# [Data to examine]
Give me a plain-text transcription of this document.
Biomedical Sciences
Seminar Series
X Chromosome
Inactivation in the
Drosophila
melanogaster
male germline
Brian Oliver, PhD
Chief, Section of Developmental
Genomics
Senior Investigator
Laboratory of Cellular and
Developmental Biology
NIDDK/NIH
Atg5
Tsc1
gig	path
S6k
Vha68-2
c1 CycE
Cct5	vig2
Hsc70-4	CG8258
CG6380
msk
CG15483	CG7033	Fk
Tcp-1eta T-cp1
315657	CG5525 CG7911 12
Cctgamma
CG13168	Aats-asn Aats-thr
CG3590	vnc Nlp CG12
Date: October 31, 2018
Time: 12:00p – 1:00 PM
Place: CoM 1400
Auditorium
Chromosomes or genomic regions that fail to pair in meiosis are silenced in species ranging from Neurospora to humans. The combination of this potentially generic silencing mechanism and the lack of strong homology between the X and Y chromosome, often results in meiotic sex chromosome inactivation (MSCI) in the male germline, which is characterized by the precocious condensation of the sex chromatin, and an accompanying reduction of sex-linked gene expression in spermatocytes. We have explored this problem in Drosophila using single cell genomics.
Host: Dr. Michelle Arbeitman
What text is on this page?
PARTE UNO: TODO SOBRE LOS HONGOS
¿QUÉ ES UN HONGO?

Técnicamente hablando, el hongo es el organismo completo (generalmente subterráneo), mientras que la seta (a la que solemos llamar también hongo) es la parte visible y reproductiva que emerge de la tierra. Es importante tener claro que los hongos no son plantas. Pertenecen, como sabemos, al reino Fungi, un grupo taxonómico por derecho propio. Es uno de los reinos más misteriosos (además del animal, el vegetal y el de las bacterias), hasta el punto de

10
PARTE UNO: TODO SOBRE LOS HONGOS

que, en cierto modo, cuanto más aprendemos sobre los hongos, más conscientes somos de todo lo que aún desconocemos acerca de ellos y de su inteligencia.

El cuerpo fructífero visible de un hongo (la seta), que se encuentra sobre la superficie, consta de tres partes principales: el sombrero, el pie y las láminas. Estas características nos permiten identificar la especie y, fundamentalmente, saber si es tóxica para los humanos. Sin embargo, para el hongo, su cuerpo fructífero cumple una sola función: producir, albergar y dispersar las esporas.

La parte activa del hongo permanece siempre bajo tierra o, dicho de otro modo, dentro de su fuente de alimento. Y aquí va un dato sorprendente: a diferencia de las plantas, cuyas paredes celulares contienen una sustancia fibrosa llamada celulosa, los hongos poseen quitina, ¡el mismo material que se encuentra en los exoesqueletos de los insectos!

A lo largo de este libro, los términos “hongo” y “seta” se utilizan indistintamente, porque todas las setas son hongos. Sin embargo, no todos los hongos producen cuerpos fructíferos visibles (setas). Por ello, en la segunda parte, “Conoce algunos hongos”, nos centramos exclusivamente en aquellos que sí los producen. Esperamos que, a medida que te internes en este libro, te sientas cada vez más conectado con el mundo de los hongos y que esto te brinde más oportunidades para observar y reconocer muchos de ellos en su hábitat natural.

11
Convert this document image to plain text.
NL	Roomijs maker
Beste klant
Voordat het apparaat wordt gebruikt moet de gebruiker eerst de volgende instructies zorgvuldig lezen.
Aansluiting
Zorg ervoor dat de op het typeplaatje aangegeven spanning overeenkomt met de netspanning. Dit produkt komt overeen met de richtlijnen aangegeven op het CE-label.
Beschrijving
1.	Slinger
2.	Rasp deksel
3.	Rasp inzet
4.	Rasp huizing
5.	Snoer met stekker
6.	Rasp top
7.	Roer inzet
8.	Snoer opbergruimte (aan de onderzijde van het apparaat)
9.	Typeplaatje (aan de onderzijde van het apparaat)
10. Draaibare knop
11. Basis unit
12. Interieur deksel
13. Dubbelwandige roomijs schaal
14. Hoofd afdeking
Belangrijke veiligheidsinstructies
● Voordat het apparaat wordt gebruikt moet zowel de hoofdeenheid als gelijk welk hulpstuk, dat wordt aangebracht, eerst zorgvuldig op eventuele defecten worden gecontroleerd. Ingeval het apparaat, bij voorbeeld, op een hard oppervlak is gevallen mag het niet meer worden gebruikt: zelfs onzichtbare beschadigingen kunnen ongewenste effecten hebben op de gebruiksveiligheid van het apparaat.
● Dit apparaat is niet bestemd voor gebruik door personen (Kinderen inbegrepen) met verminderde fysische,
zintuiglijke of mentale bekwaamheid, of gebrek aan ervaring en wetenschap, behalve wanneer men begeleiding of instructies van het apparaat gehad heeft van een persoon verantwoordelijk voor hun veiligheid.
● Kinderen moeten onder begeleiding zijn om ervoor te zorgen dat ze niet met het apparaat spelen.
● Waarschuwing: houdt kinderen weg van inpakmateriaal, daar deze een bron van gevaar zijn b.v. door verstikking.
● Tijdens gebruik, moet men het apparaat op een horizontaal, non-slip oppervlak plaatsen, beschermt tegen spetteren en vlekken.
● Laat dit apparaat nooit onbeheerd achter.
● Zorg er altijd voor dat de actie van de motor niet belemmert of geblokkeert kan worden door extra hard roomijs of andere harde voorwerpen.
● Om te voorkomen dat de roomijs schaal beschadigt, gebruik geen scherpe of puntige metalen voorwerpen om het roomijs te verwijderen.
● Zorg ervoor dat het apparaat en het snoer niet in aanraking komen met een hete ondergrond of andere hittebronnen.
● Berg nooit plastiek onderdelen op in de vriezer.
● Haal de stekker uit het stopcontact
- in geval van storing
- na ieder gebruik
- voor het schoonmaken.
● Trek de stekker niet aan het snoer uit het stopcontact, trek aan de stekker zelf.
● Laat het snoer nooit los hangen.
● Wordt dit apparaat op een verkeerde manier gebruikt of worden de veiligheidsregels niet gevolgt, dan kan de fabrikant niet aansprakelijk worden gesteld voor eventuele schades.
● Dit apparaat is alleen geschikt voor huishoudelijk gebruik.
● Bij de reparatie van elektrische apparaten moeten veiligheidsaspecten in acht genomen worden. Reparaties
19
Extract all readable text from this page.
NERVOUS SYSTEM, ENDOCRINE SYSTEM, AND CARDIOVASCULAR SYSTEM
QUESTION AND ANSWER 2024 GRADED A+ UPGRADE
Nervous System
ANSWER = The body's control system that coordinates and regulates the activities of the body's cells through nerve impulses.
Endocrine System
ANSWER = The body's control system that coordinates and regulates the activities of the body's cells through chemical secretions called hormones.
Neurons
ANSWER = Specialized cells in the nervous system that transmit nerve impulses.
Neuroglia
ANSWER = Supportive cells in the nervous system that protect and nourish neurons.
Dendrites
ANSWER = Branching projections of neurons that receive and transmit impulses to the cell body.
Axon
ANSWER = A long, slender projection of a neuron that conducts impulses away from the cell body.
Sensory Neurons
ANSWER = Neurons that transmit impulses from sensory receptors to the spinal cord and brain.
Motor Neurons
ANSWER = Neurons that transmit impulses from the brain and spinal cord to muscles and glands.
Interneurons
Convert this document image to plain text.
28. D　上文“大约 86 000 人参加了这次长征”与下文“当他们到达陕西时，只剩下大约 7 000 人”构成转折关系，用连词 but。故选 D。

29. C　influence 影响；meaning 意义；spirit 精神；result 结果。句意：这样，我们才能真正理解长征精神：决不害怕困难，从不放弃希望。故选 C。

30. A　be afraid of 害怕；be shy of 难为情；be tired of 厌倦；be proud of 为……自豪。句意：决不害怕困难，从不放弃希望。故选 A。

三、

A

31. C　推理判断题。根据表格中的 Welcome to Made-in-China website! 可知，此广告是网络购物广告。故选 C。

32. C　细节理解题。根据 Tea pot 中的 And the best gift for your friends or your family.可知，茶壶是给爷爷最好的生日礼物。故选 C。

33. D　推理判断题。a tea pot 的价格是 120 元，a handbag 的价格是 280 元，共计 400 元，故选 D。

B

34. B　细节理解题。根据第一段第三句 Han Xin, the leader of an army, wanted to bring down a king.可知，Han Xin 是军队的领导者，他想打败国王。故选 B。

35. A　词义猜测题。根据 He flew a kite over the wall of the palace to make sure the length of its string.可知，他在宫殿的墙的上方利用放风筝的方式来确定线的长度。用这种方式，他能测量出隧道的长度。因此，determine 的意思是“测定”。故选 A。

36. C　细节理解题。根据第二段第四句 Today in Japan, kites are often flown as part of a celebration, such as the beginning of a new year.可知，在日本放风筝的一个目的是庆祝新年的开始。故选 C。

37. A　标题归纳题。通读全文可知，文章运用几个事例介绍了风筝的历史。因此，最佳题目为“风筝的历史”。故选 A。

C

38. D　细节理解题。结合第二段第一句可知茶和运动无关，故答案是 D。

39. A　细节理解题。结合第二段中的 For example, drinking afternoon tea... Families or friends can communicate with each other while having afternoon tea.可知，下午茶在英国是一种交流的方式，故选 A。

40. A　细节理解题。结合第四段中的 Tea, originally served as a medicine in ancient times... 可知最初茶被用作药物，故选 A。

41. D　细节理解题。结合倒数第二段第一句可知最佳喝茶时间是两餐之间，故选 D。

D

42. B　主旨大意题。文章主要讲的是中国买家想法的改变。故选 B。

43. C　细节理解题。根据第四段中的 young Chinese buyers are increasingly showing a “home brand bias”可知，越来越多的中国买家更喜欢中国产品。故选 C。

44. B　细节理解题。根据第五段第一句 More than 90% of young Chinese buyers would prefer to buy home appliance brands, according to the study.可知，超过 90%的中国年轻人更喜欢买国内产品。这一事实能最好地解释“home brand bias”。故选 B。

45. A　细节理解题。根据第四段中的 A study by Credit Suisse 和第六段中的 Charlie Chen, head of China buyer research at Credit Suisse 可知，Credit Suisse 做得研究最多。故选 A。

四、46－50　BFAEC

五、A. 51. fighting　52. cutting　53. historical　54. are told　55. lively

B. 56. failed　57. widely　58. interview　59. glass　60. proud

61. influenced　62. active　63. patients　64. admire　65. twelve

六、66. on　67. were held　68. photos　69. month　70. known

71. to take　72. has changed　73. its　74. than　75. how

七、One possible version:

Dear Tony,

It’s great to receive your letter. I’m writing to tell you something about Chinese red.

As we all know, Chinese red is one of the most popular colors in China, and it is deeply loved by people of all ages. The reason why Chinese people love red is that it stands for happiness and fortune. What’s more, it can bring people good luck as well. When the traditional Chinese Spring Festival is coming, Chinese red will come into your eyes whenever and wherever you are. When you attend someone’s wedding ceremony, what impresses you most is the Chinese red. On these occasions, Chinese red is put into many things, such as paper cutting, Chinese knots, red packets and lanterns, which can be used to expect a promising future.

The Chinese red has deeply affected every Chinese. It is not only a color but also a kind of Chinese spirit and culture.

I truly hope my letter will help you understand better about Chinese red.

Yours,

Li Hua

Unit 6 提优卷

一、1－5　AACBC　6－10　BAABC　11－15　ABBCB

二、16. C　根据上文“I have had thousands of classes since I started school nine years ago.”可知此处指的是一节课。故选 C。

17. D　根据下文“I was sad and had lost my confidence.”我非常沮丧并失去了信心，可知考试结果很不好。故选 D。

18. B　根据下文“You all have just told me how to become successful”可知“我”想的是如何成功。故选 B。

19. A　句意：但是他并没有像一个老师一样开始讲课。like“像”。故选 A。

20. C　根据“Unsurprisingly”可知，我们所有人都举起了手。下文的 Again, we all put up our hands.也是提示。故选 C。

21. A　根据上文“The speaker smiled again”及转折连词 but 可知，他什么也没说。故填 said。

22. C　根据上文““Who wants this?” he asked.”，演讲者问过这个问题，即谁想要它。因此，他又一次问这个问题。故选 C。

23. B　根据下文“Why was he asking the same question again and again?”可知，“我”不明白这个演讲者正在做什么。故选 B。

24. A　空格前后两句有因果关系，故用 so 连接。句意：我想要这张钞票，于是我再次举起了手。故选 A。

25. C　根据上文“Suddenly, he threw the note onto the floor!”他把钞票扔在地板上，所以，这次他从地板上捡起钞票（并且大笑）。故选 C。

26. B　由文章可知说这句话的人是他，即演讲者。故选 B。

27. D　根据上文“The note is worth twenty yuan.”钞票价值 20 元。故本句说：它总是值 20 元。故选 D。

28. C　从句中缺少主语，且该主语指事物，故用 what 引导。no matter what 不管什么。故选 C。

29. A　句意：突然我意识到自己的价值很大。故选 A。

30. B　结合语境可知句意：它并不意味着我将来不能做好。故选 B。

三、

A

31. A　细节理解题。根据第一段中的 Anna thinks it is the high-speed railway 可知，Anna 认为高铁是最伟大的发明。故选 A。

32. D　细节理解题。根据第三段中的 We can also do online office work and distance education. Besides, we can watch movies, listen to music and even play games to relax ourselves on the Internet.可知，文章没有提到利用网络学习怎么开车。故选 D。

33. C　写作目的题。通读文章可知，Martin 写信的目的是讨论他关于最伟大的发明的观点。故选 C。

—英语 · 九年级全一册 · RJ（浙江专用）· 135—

# [What you are asked to do]
If a line of the data includes the word "stopcontact", it counts; give how many lines do, as a bare number.

# [Solution to this exercise]
2